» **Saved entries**
^^^^
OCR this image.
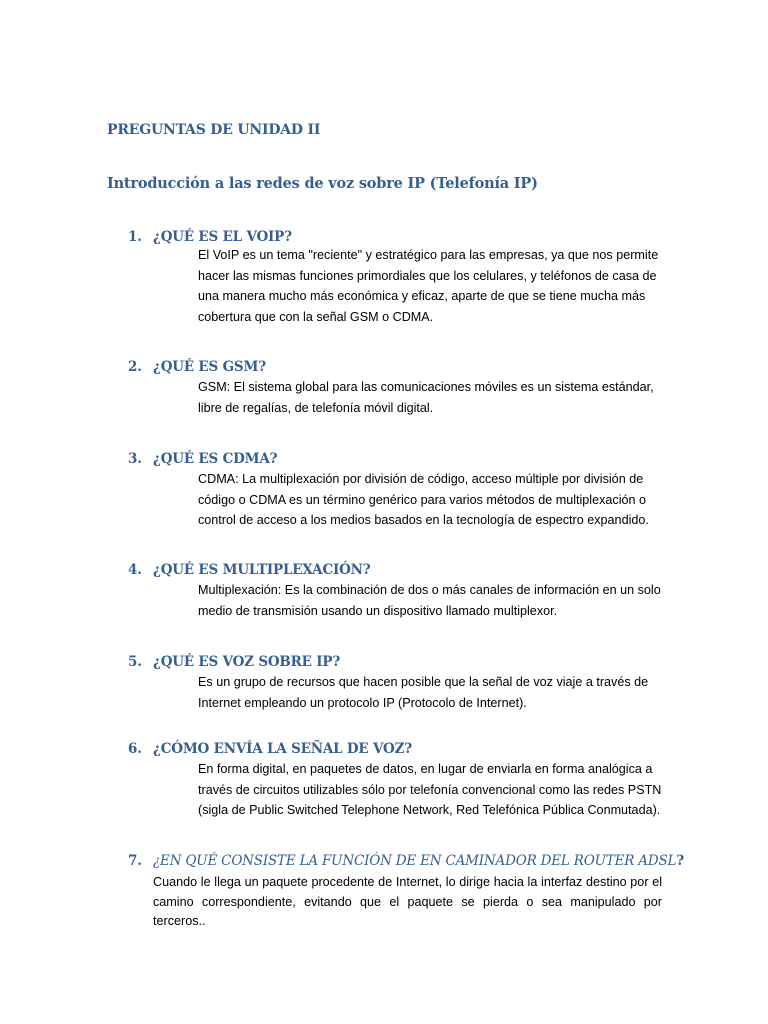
PREGUNTAS DE UNIDAD II
Introducción a las redes de voz sobre IP (Telefonía IP)
1. ¿QUÉ ES EL VOIP?
El VoIP es un tema "reciente" y estratégico para las empresas, ya que nos permite
hacer las mismas funciones primordiales que los celulares, y teléfonos de casa de
una manera mucho más económica y eficaz, aparte de que se tiene mucha más
cobertura que con la señal GSM o CDMA.
2. ¿QUÉ ES GSM?
GSM: El sistema global para las comunicaciones móviles es un sistema estándar,
libre de regalías, de telefonía móvil digital.
3. ¿QUÉ ES CDMA?
CDMA: La multiplexación por división de código, acceso múltiple por división de
código o CDMA es un término genérico para varios métodos de multiplexación o
control de acceso a los medios basados en la tecnología de espectro expandido.
4. ¿QUÉ ES MULTIPLEXACIÓN?
Multiplexación: Es la combinación de dos o más canales de información en un solo
medio de transmisión usando un dispositivo llamado multiplexor.
5. ¿QUÉ ES VOZ SOBRE IP?
Es un grupo de recursos que hacen posible que la señal de voz viaje a través de
Internet empleando un protocolo IP (Protocolo de Internet).
6. ¿CÓMO ENVÍA LA SEÑAL DE VOZ?
En forma digital, en paquetes de datos, en lugar de enviarla en forma analógica a
través de circuitos utilizables sólo por telefonía convencional como las redes PSTN
(sigla de Public Switched Telephone Network, Red Telefónica Pública Conmutada).
7. ¿EN QUÉ CONSISTE LA FUNCIÓN DE EN CAMINADOR DEL ROUTER ADSL?
Cuando le llega un paquete procedente de Internet, lo dirige hacia la interfaz destino por el camino correspondiente, evitando que el paquete se pierda o sea manipulado por terceros..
^^^^
» **Objective**
Reproduce the material above in full and without alteration, but skip all pictures.

» **Exercise solution**
OCR this image.
PREGUNTAS DE UNIDAD II
Introducción a las redes de voz sobre IP (Telefonía IP)
1. ¿QUÉ ES EL VOIP?
El VoIP es un tema "reciente" y estratégico para las empresas, ya que nos permite
hacer las mismas funciones primordiales que los celulares, y teléfonos de casa de
una manera mucho más económica y eficaz, aparte de que se tiene mucha más
cobertura que con la señal GSM o CDMA.
2. ¿QUÉ ES GSM?
GSM: El sistema global para las comunicaciones móviles es un sistema estándar,
libre de regalías, de telefonía móvil digital.
3. ¿QUÉ ES CDMA?
CDMA: La multiplexación por división de código, acceso múltiple por división de
código o CDMA es un término genérico para varios métodos de multiplexación o
control de acceso a los medios basados en la tecnología de espectro expandido.
4. ¿QUÉ ES MULTIPLEXACIÓN?
Multiplexación: Es la combinación de dos o más canales de información en un solo
medio de transmisión usando un dispositivo llamado multiplexor.
5. ¿QUÉ ES VOZ SOBRE IP?
Es un grupo de recursos que hacen posible que la señal de voz viaje a través de
Internet empleando un protocolo IP (Protocolo de Internet).
6. ¿CÓMO ENVÍA LA SEÑAL DE VOZ?
En forma digital, en paquetes de datos, en lugar de enviarla en forma analógica a
través de circuitos utilizables sólo por telefonía convencional como las redes PSTN
(sigla de Public Switched Telephone Network, Red Telefónica Pública Conmutada).
7. ¿EN QUÉ CONSISTE LA FUNCIÓN DE EN CAMINADOR DEL ROUTER ADSL?
Cuando le llega un paquete procedente de Internet, lo dirige hacia la interfaz destino por el camino correspondiente, evitando que el paquete se pierda o sea manipulado por terceros..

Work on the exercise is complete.